(Dataset listings of figures)
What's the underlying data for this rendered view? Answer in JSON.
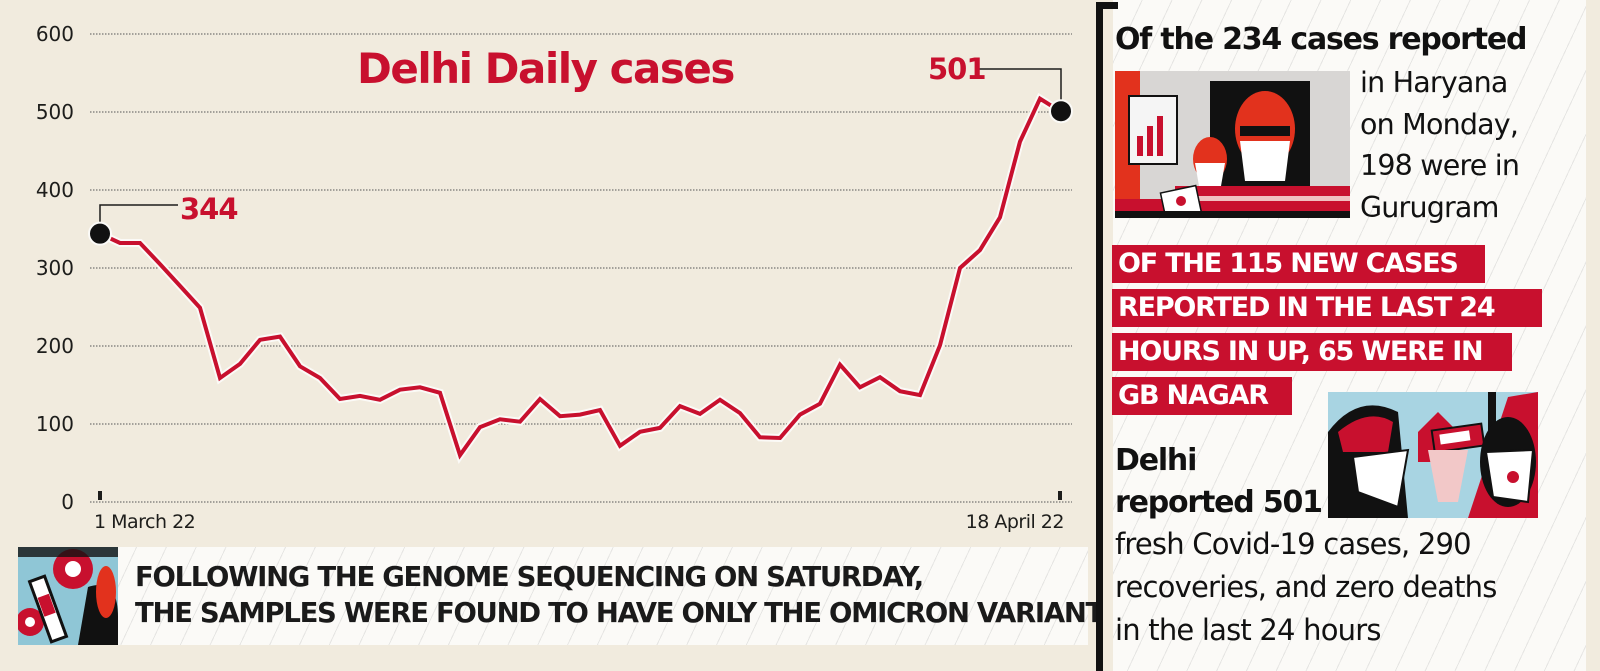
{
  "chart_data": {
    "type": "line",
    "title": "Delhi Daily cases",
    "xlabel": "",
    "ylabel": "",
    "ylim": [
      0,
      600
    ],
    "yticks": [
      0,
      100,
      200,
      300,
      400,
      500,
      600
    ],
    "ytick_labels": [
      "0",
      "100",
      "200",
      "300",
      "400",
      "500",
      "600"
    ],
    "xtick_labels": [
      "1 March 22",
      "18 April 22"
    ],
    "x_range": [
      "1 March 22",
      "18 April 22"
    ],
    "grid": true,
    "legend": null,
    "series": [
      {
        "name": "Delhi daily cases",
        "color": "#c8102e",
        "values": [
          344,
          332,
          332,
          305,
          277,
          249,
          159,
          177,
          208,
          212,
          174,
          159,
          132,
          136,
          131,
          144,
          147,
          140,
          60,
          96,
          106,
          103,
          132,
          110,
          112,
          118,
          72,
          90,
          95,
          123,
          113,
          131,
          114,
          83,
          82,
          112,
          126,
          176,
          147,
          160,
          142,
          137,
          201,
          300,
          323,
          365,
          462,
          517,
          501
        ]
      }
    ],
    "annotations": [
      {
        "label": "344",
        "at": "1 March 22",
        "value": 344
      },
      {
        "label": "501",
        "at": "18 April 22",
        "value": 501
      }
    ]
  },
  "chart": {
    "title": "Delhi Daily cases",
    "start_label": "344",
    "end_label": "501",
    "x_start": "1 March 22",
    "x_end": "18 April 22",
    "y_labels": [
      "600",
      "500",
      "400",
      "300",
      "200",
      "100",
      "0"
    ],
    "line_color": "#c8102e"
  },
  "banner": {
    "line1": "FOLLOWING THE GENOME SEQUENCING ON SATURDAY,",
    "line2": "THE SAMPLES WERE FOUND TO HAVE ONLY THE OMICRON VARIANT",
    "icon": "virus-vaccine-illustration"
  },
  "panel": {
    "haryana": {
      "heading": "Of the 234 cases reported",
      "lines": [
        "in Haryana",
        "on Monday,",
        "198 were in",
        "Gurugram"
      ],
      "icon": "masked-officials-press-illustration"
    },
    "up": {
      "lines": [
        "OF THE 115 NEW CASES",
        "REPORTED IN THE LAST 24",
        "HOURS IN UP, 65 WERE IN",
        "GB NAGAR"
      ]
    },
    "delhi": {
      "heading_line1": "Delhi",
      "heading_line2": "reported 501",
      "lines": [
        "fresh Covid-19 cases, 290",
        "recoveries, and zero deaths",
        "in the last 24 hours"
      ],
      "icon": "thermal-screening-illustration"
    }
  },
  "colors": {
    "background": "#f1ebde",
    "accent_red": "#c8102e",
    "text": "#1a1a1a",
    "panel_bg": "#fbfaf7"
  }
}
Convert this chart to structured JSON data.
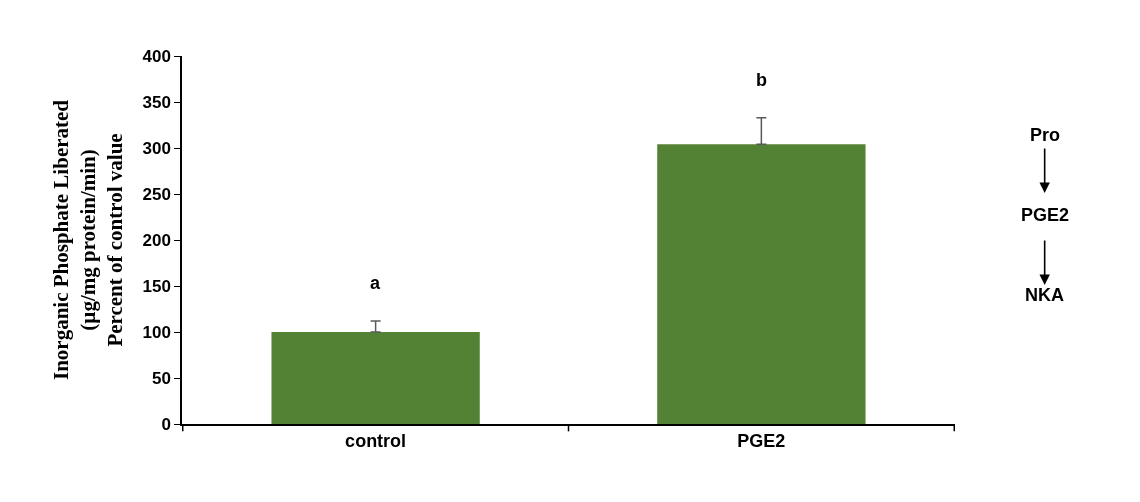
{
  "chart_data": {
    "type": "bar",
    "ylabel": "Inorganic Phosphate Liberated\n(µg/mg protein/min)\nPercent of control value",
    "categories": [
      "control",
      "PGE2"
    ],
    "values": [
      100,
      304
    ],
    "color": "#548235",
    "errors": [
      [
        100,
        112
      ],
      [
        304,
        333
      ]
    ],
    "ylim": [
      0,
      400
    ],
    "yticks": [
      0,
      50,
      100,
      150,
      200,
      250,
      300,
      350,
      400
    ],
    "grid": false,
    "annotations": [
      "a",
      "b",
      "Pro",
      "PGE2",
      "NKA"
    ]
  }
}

**To do:**
Pictures aside, write out all of the records exactly.

**Exercise output:**
What's the underlying data for this rendered view? Answer in JSON.
{
  "chart_data": {
    "type": "line",
    "title": "Delhi Daily cases",
    "xlabel": "",
    "ylabel": "",
    "ylim": [
      0,
      600
    ],
    "yticks": [
      0,
      100,
      200,
      300,
      400,
      500,
      600
    ],
    "ytick_labels": [
      "0",
      "100",
      "200",
      "300",
      "400",
      "500",
      "600"
    ],
    "xtick_labels": [
      "1 March 22",
      "18 April 22"
    ],
    "x_range": [
      "1 March 22",
      "18 April 22"
    ],
    "grid": true,
    "legend": null,
    "series": [
      {
        "name": "Delhi daily cases",
        "color": "#c8102e",
        "values": [
          344,
          332,
          332,
          305,
          277,
          249,
          159,
          177,
          208,
          212,
          174,
          159,
          132,
          136,
          131,
          144,
          147,
          140,
          60,
          96,
          106,
          103,
          132,
          110,
          112,
          118,
          72,
          90,
          95,
          123,
          113,
          131,
          114,
          83,
          82,
          112,
          126,
          176,
          147,
          160,
          142,
          137,
          201,
          300,
          323,
          365,
          462,
          517,
          501
        ]
      }
    ],
    "annotations": [
      {
        "label": "344",
        "at": "1 March 22",
        "value": 344
      },
      {
        "label": "501",
        "at": "18 April 22",
        "value": 501
      }
    ]
  },
  "chart": {
    "title": "Delhi Daily cases",
    "start_label": "344",
    "end_label": "501",
    "x_start": "1 March 22",
    "x_end": "18 April 22",
    "y_labels": [
      "600",
      "500",
      "400",
      "300",
      "200",
      "100",
      "0"
    ],
    "line_color": "#c8102e"
  },
  "banner": {
    "line1": "FOLLOWING THE GENOME SEQUENCING ON SATURDAY,",
    "line2": "THE SAMPLES WERE FOUND TO HAVE ONLY THE OMICRON VARIANT",
    "icon": "virus-vaccine-illustration"
  },
  "panel": {
    "haryana": {
      "heading": "Of the 234 cases reported",
      "lines": [
        "in Haryana",
        "on Monday,",
        "198 were in",
        "Gurugram"
      ],
      "icon": "masked-officials-press-illustration"
    },
    "up": {
      "lines": [
        "OF THE 115 NEW CASES",
        "REPORTED IN THE LAST 24",
        "HOURS IN UP, 65 WERE IN",
        "GB NAGAR"
      ]
    },
    "delhi": {
      "heading_line1": "Delhi",
      "heading_line2": "reported 501",
      "lines": [
        "fresh Covid-19 cases, 290",
        "recoveries, and zero deaths",
        "in the last 24 hours"
      ],
      "icon": "thermal-screening-illustration"
    }
  },
  "colors": {
    "background": "#f1ebde",
    "accent_red": "#c8102e",
    "text": "#1a1a1a",
    "panel_bg": "#fbfaf7"
  }
}
Convert this chart to structured JSON data.
{
  "chart_data": {
    "type": "bar",
    "ylabel": "Inorganic Phosphate Liberated\n(µg/mg protein/min)\nPercent of control value",
    "categories": [
      "control",
      "PGE2"
    ],
    "values": [
      100,
      304
    ],
    "color": "#548235",
    "errors": [
      [
        100,
        112
      ],
      [
        304,
        333
      ]
    ],
    "ylim": [
      0,
      400
    ],
    "yticks": [
      0,
      50,
      100,
      150,
      200,
      250,
      300,
      350,
      400
    ],
    "grid": false,
    "annotations": [
      "a",
      "b",
      "Pro",
      "PGE2",
      "NKA"
    ]
  }
}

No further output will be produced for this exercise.